## EXTRACTED TEXT
╔══

EURO_Snoopy wrote:He must have heard you




Translation: More eye candy. Period.

I read this thing closely. Twice. There is not a word about the immersive elements that they are hard at work on! Oh, don't worry, they will spend a solid week or two on that. Meanwhile, back to cloud modeling! Woopie! Great.

Thanks, SimHQ guys for reenforcing the idea in Oleg's head that the only thing that matters to anyone is even nicer clouds and even more realistic paint scratches. Look, not everyone wants that, OKAY! I want a much MUCH more involving, immersive experience. I like eye candy as much as the next guy but IL2 had plenty for me. I would like to have had a much more full figured experience, though. IL2 looks like it was designed by a bunch of really skilled engineers. They worked VERY hard to make the flight dynamics and the visuals spot on. Then, at the very last minute, someone said, "uh, I guess we have to make some sort of interface 'thing' and campaign, uh, 'thing' for this, don't we?" Then someone else said, "oops. George, could you do that by the end of next week when we ship? Thanks.". They slapped that on and sent it out the door.

╚══

## INFORMATION SUPPLIED
╔══

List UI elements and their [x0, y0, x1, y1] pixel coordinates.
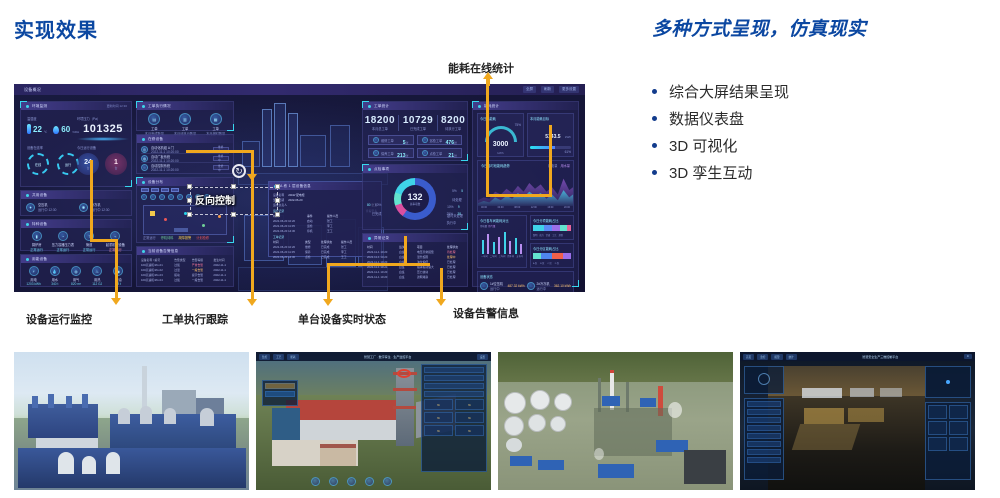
camera-tile[interactable]: [949, 421, 968, 435]
list-item[interactable]: ♨ 用热 112 GJ: [88, 266, 107, 286]
twin-left-menu[interactable]: [262, 380, 298, 406]
blue-building: [510, 456, 532, 466]
cell: 已完成: [321, 250, 337, 254]
racking: [848, 408, 884, 422]
bar: [487, 234, 489, 254]
env-pressure-value: 101325: [77, 123, 129, 135]
list-item[interactable]: ⚡ 用电 1203 kWh: [24, 266, 43, 286]
list-item[interactable]: [747, 433, 781, 439]
zone-dot-icon: [150, 194, 156, 200]
slice-label: 已完成: [367, 211, 381, 216]
total-item: 18200 本月总工单: [365, 115, 395, 131]
ring-label: 在线: [35, 162, 41, 167]
cell: 2022-11-1: [213, 268, 229, 272]
gallery-item-refinery-aerial[interactable]: [498, 352, 733, 490]
slice-value: 80: [367, 203, 371, 207]
list-item[interactable]: 💧 用水 340 t: [45, 266, 64, 286]
twin-title: 智慧工厂 · 数字孪生 · 生产监控平台: [302, 355, 474, 359]
bullet-label: 3D 孪生互动: [669, 162, 752, 183]
axis-tick: 五车间: [516, 254, 523, 258]
selection-handle[interactable]: [275, 184, 280, 189]
toolbar-icon[interactable]: [329, 477, 338, 486]
column-header: 项目: [417, 245, 443, 249]
dashboard-title-bar: 设备概况 全屏 刷新 更多设置: [14, 84, 585, 95]
callout-line: [549, 125, 552, 197]
water-icon: 💧: [50, 266, 60, 276]
status-dot-icon: [142, 138, 145, 141]
donut-center: 132 总事项数: [401, 185, 429, 213]
list-item[interactable]: ◍ 用气 820 m³: [66, 266, 85, 286]
gas-icon: ◍: [71, 266, 81, 276]
legend-item: D 区: [555, 261, 559, 265]
column-header: 时间: [273, 240, 301, 244]
cell: 张工: [341, 245, 355, 249]
tank: [200, 408, 214, 426]
list-item[interactable]: [747, 401, 781, 407]
table-row[interactable]: 2022-11-1 10:20 白班 滤网堵塞 已处理: [367, 274, 463, 279]
tower-band: [393, 406, 417, 409]
stat-chip[interactable]: 保养工单 213张: [368, 148, 414, 158]
status-dot-icon: [142, 181, 145, 184]
legend-item: 其他: [559, 233, 563, 237]
chart-title: 今日各车间能耗对比: [480, 218, 524, 223]
donut-ring: 132 总事项数: [394, 178, 436, 220]
device-sub: 运行中: [537, 286, 552, 291]
cell: 2022-06-20 14:30: [273, 229, 303, 233]
cell: 振动: [174, 273, 188, 277]
alert-icon: ▦: [210, 113, 222, 125]
segment: [533, 225, 544, 231]
panel-workorder-list: 异常记录 时间 班次 项目 处理状态 2022-11-1 10:20 白班 电压…: [362, 233, 468, 287]
status-badge: 维修中: [213, 165, 229, 170]
panel-common-device: 共用设备 ✦ 空压机 运行中 12:30 ✱ 冷冻机 运行中: [20, 190, 132, 216]
donut-center-value: 132: [407, 192, 422, 202]
device-sub: 1203 kWh: [24, 282, 43, 286]
plant-column: [66, 396, 72, 408]
stat-chip[interactable]: 点检工单 21张: [417, 148, 463, 158]
nav-item[interactable]: 设置: [477, 354, 488, 360]
forest-bg: [498, 352, 733, 386]
clipboard-icon: ▥: [179, 113, 191, 125]
list-item[interactable]: [424, 391, 484, 397]
nav-item[interactable]: ⚙: [964, 354, 972, 359]
env-humidity-value: 60: [61, 125, 70, 134]
list-item[interactable]: ▮ 锅炉房 正常运行: [25, 231, 48, 252]
energy-stack-bottom: 今日分区能耗占比 A 区 B 区 C 区 D: [530, 243, 574, 268]
list-item[interactable]: [424, 383, 484, 389]
tank: [82, 456, 96, 474]
blue-unit: [272, 408, 300, 442]
nav-item[interactable]: 监控: [259, 354, 270, 360]
legend-item: A 区: [533, 261, 537, 265]
nav-item[interactable]: 统计: [786, 354, 797, 360]
total-item: 8200 待执行工单: [441, 115, 465, 131]
cell: 一般告警: [192, 268, 210, 272]
cell: 待处理: [447, 250, 463, 254]
selection-handle[interactable]: [187, 198, 192, 203]
list-item[interactable]: ◉ 用油 68 t: [109, 266, 128, 286]
filter-chip[interactable]: [171, 188, 179, 192]
nav-item[interactable]: 工艺: [273, 354, 284, 360]
interior-camera-grid-panel[interactable]: [925, 402, 971, 480]
donut-label: 25% 38 执行中: [447, 202, 461, 225]
selection-handle[interactable]: [231, 212, 236, 217]
callout-line: [486, 78, 489, 196]
panel-header: 特种设备: [21, 220, 131, 228]
panel-title: 点检事项: [374, 167, 389, 172]
list-item[interactable]: [747, 449, 781, 455]
donut-chart: 132 总事项数 80 60% 已完成 5% 5 待处理: [363, 173, 467, 229]
cell: 2022-06-20 11:05: [273, 250, 301, 254]
twin-top-bar[interactable]: 监控 工艺 能耗 智慧工厂 · 数字孪生 · 生产监控平台 设置: [256, 352, 491, 361]
total-value: 10729: [403, 115, 433, 126]
cell: 2022-11-1 10:20: [367, 250, 395, 254]
slice-label: 执行中: [447, 220, 461, 225]
device-sub: 运行中: [490, 286, 505, 291]
interior-left-top-panel[interactable]: [744, 366, 784, 394]
slice-percent: 25%: [447, 212, 453, 216]
ring-label: 运行: [65, 162, 71, 167]
cell: 张工: [327, 219, 347, 223]
column-header: 操作人员: [327, 214, 347, 218]
device-value: 487.32 kWh: [507, 284, 524, 288]
column-header: 处理状态: [447, 245, 463, 249]
filter-chip[interactable]: [141, 188, 149, 192]
list-item[interactable]: [747, 457, 781, 463]
cell: 2022-06-20 10:20: [273, 219, 303, 223]
wrench-icon: [373, 137, 379, 143]
workorder-table: 时间 班次 项目 处理状态 2022-11-1 10:20 白班 电压异常报警 …: [363, 242, 467, 281]
device-sub: 340 t: [45, 282, 64, 286]
model-tower: [274, 103, 286, 167]
gallery-item-plant-blue[interactable]: [14, 352, 249, 490]
stack: [598, 378, 601, 412]
table-row[interactable]: 10#高速机/ZG-04 过载 一般告警 2022-11-1: [141, 277, 229, 282]
dashboard-window-tools[interactable]: 全屏 刷新 更多设置: [523, 86, 579, 93]
status-dot-icon: [26, 194, 29, 197]
device-time: 2022-11-1 10:20:00: [151, 168, 210, 172]
map-zone: [174, 228, 188, 232]
env-counter-caption: 今日运行设备: [77, 145, 129, 150]
device-sub: 运行中 12:30: [38, 207, 56, 212]
car-icon: [422, 137, 428, 143]
tool-refresh[interactable]: 刷新: [541, 86, 554, 93]
cell: 白班: [399, 275, 413, 279]
list-item[interactable]: ▤ 工单 本月完成数量: [141, 113, 168, 136]
status-dot-icon: [368, 237, 371, 240]
list-item[interactable]: ✱ 冷冻机 运行中 12:30: [79, 202, 126, 212]
callout-label: 单台设备实时状态: [298, 311, 386, 327]
kpi-card[interactable]: %: [455, 412, 484, 423]
bolt-icon: ⚡: [29, 266, 39, 276]
cell: 已处理: [447, 260, 463, 264]
callout-line: [327, 263, 330, 302]
axis-tick: 00:00: [481, 206, 487, 209]
list-item[interactable]: [424, 375, 484, 381]
axis-tick: 三车间: [499, 254, 506, 258]
energy-trend-chart: 今日各时段能耗趋势 用电量 用水量: [477, 160, 574, 212]
cell: 过载: [174, 278, 188, 282]
plant-column: [82, 394, 88, 408]
tank: [140, 406, 152, 424]
legend-item: B 区: [540, 261, 544, 265]
status-dot-icon: [368, 168, 371, 171]
alarm-table: 设备名称 / 编号 告警类型 告警等级 发生时间 10#高速机/ZG-01 过载…: [137, 255, 233, 284]
callout-label: 能耗在线统计: [448, 60, 514, 76]
gallery-strip: 监控 工艺 能耗 智慧工厂 · 数字孪生 · 生产监控平台 设置: [14, 352, 986, 490]
legend-item: 照明: [533, 233, 537, 237]
list-item[interactable]: ✦ 空压机 运行中 12:30: [26, 202, 73, 212]
callout-line: [404, 263, 430, 266]
cell: 2022-06-20 14:30: [273, 255, 301, 259]
slide-page: 实现效果 多种方式呈现，仿真现实 综合大屏结果呈现 数据仪表盘 3D 可视化 3…: [0, 0, 1000, 498]
axis-tick: 四车间: [508, 254, 515, 258]
cell: 已完成: [321, 255, 337, 259]
list-item[interactable]: ◌ 自动控制系统 2022-11-1 10:20:00 维修中: [141, 163, 229, 172]
axis-tick: 12:00: [531, 206, 537, 209]
legend-item: 空调: [546, 233, 550, 237]
gauge-ring-online: 在线: [27, 153, 49, 175]
chip-label: 维修工单: [381, 138, 394, 143]
map-marker[interactable]: [218, 215, 221, 218]
axis-tick: 一车间: [481, 254, 488, 258]
table-row[interactable]: 10#高速机/ZG-01 过载 严重告警 2022-11-1: [141, 262, 229, 267]
camera-tile[interactable]: [949, 405, 968, 419]
cell: 已处理: [447, 275, 463, 279]
panel-title: 异常记录: [374, 236, 389, 241]
model-block: [330, 125, 350, 167]
boiler-icon: ▮: [32, 231, 42, 241]
callout-line: [251, 176, 254, 302]
minimap-marker[interactable]: [946, 380, 950, 384]
legend-item: 用水量: [560, 163, 570, 168]
dashboard-canvas: 设备概况 全屏 刷新 更多设置 环境监测 更新时间 12:30 温湿度: [14, 84, 585, 292]
bullet-dot-icon: [652, 116, 657, 121]
list-item[interactable]: ▥ 工单 本月待执行数量: [172, 113, 199, 136]
callout-label: 设备运行监控: [26, 311, 92, 327]
list-item[interactable]: [747, 441, 781, 447]
bar: [482, 240, 484, 254]
cell: 严重告警: [192, 263, 210, 267]
selection-handle[interactable]: [275, 198, 280, 203]
camera-tile[interactable]: [928, 405, 947, 419]
stacked-bar: [533, 253, 571, 259]
twin-right-panel[interactable]: % % % % % %: [421, 364, 487, 472]
selection-handle[interactable]: [275, 212, 280, 217]
list-item[interactable]: [747, 425, 781, 431]
list-item[interactable]: [747, 417, 781, 423]
selection-handle[interactable]: [231, 184, 236, 189]
panel-title: 共用设备: [32, 193, 47, 198]
callout-label: 设备告警信息: [453, 305, 519, 321]
device-sub: 68 t: [109, 282, 128, 286]
callout-line: [186, 150, 254, 153]
device-time: 2022-11-1 10:20:00: [151, 159, 210, 163]
panel-header: 点检事项: [363, 165, 467, 173]
area-chart-svg: [478, 170, 573, 206]
zone-dot-icon: [168, 194, 174, 200]
rotate-icon[interactable]: ↻: [232, 164, 246, 178]
toolbar-icon[interactable]: [347, 477, 356, 486]
legend-item: 故障报警: [179, 235, 192, 240]
device-sub: 820 m³: [66, 282, 85, 286]
chip-unit: 张: [405, 154, 408, 158]
panel-title: 设备状态: [480, 274, 571, 279]
cell: 维修: [305, 245, 317, 249]
legend-item: 停机待料: [161, 235, 174, 240]
map-marker[interactable]: [164, 218, 167, 221]
table-row[interactable]: 10#高速机/ZG-02 过温 一般告警 2022-11-1: [141, 267, 229, 272]
panel-environment: 环境监测 更新时间 12:30 温湿度 22 ℃ 60: [20, 101, 132, 187]
panel-header: 共用设备: [21, 191, 131, 199]
list-item[interactable]: [747, 409, 781, 415]
counter-unit: 台: [114, 166, 117, 170]
panel-update-time: 更新时间 12:30: [107, 104, 127, 108]
legend-item: 工艺: [552, 233, 556, 237]
segment: [560, 225, 568, 231]
chart-title: 今日分项能耗占比: [533, 218, 571, 223]
bar: [515, 238, 517, 254]
coal-yard: [684, 450, 726, 484]
device-value: 362.10 kWh: [554, 284, 571, 288]
feature-bullet-list: 综合大屏结果呈现 数据仪表盘 3D 可视化 3D 孪生互动: [652, 78, 982, 186]
twin-bottom-toolbar[interactable]: [311, 477, 392, 486]
column-header: 类型: [305, 240, 317, 244]
kpi-card[interactable]: %: [424, 399, 453, 410]
panel-title: 工单统计: [374, 104, 389, 109]
selection-handle[interactable]: [187, 184, 192, 189]
menu-item[interactable]: [265, 383, 295, 389]
chart-title: 今日分区能耗占比: [533, 246, 571, 251]
document-icon: ▤: [148, 113, 160, 125]
plant-column: [32, 396, 38, 408]
device-sub: 正常运行: [51, 247, 74, 252]
alarm-marker-icon[interactable]: [397, 369, 411, 378]
cell: 2022-06-20 11:05: [273, 224, 303, 228]
kpi-card[interactable]: %: [455, 399, 484, 410]
env-temp-unit: ℃: [44, 130, 47, 134]
env-metric-group: 温湿度 22 ℃ 60 %RH: [27, 116, 79, 134]
map-marker[interactable]: [202, 224, 205, 227]
plant-column: [48, 394, 54, 408]
toolbar-icon[interactable]: [383, 477, 392, 486]
selection-handle[interactable]: [187, 212, 192, 217]
list-item[interactable]: 2#冷冻机 运行中 362.10 kWh: [527, 281, 572, 291]
status-ring-icon: [758, 373, 770, 385]
gallery-item-interior-night[interactable]: 首页 监控 报警 统计 智慧安全生产三维控制平台 ⚙: [740, 352, 975, 490]
panel-maintain-device: 在修设备 ◎ 自动化机组 A 门 2022-11-1 10:20:00 维修中: [136, 134, 234, 174]
toolbar-icon[interactable]: [311, 477, 320, 486]
cell: 已完成: [321, 245, 337, 249]
donut-label: 80 60% 已完成: [367, 193, 381, 216]
axis-tick: 16:00: [547, 206, 553, 209]
nav-item[interactable]: 报警: [771, 354, 782, 360]
snow-icon: [527, 282, 535, 290]
nav-item[interactable]: 能耗: [287, 354, 298, 360]
cell: 提示告警: [192, 273, 210, 277]
energy-bar-chart: 今日各车间能耗对比 用电量 用气量: [477, 215, 527, 268]
axis-tick: 20:00: [564, 206, 570, 209]
env-temp-value: 22: [33, 125, 42, 134]
kpi-card[interactable]: %: [455, 425, 484, 436]
map-marker[interactable]: [150, 211, 155, 216]
bar: [504, 232, 506, 254]
bar: [520, 244, 522, 254]
steam-plume: [668, 402, 682, 418]
cell: 李工: [327, 224, 347, 228]
legend-item: C 区: [547, 261, 551, 265]
interior-minimap-panel[interactable]: [925, 366, 971, 398]
legend-item: 动力: [539, 233, 543, 237]
camera-tile[interactable]: [928, 437, 947, 451]
kpi-card[interactable]: %: [424, 412, 453, 423]
energy-device-status: 设备状态 1#空压机 运行中 487.32 kWh: [477, 271, 574, 292]
interior-left-list-panel[interactable]: [744, 398, 784, 480]
toolbar-icon[interactable]: [365, 477, 374, 486]
panel-title: 在修设备: [148, 137, 163, 142]
interior-top-bar[interactable]: 首页 监控 报警 统计 智慧安全生产三维控制平台 ⚙: [740, 352, 975, 361]
device-icon: ◍: [141, 155, 148, 162]
camera-tile[interactable]: [949, 437, 968, 451]
column-header: 设备名称 / 编号: [141, 258, 170, 262]
cell: 保养: [305, 250, 317, 254]
zone-dot-icon: [177, 194, 183, 200]
chip-label: 点检工单: [430, 151, 443, 156]
blue-building: [640, 398, 656, 407]
chip-unit: 张: [454, 154, 457, 158]
kpi-card[interactable]: %: [424, 425, 453, 436]
ramp: [792, 424, 860, 450]
tank: [106, 452, 120, 474]
table-row[interactable]: 10#高速机/ZG-03 振动 提示告警 2022-11-1: [141, 272, 229, 277]
list-item[interactable]: ◍ 自动广板系统 2022-11-1 10:20:00 维修中: [141, 154, 229, 163]
cell: 2022-11-1 10:20: [367, 270, 395, 274]
tank-farm: [502, 390, 590, 452]
callout-line: [90, 239, 118, 242]
tool-fullscreen[interactable]: 全屏: [523, 86, 536, 93]
list-item[interactable]: [424, 367, 484, 373]
nav-item[interactable]: 监控: [757, 354, 768, 360]
gallery-item-cement-twin[interactable]: 监控 工艺 能耗 智慧工厂 · 数字孪生 · 生产监控平台 设置: [256, 352, 491, 490]
cell: 温升超限: [417, 255, 443, 259]
steam-plume: [594, 448, 604, 460]
nav-item[interactable]: 首页: [743, 354, 754, 360]
tower-band: [393, 388, 417, 391]
camera-tile[interactable]: [928, 421, 947, 435]
filter-chip[interactable]: [161, 188, 169, 192]
page-title-left: 实现效果: [14, 14, 98, 43]
total-value: 8200: [441, 115, 465, 126]
total-value: 18200: [365, 115, 395, 126]
cell: 2022-11-1: [213, 273, 229, 277]
column-header: 事件: [307, 214, 323, 218]
interior-title: 智慧安全生产三维控制平台: [800, 355, 961, 359]
panel-header: 工单执行情况: [137, 102, 233, 110]
panel-title: 设备分布: [148, 180, 163, 185]
list-item[interactable]: 1#空压机 运行中 487.32 kWh: [480, 281, 525, 291]
status-dot-icon: [478, 105, 481, 108]
tank: [164, 408, 176, 424]
list-item[interactable]: ◔ 压力容器压力表 正常运行: [51, 231, 74, 252]
filter-chip[interactable]: [151, 188, 159, 192]
bullet-dot-icon: [652, 89, 657, 94]
env-ring-group: 设备在线率 在线 运行: [27, 145, 79, 175]
field-value: 2022-06-20: [288, 198, 302, 202]
menu-item[interactable]: [265, 391, 295, 397]
slice-percent: 60%: [375, 203, 381, 207]
list-item[interactable]: ▦ 工单 本月超时数量: [202, 113, 229, 136]
tool-settings[interactable]: 更多设置: [559, 86, 579, 93]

╚══

## WORK TO COMPLETE
1 > Summarize the forum post in two sentences.
2 > Convert the rows from the line with "camera-tile[interactable]: [949, 421, 968, 435]" up to and including the line with "bar: [487, 234, 489, 254]" into a numbered list, leaving out any blank lines.

## SOLUTIONS TO THE TASKS
1 > After reading something closely twice, the writer complains that it says nothing about immersive elements and faults the SimHQ staff for reinforcing Oleg's belief that only nicer clouds and more realistic paint scratches matter. The writer wants a much more involving, immersive experience and argues that IL2, while rich in eye candy, seems to have had its interface and campaign slapped on at the last minute.

2 >
1. camera-tile[interactable]: [949, 421, 968, 435]
2. list-item[interactable]: ♨ 用热 112 GJ: [88, 266, 107, 286]
3. twin-left-menu[interactable]: [262, 380, 298, 406]
4. blue-building: [510, 456, 532, 466]
5. cell: 已完成: [321, 250, 337, 254]
6. racking: [848, 408, 884, 422]
7. bar: [487, 234, 489, 254]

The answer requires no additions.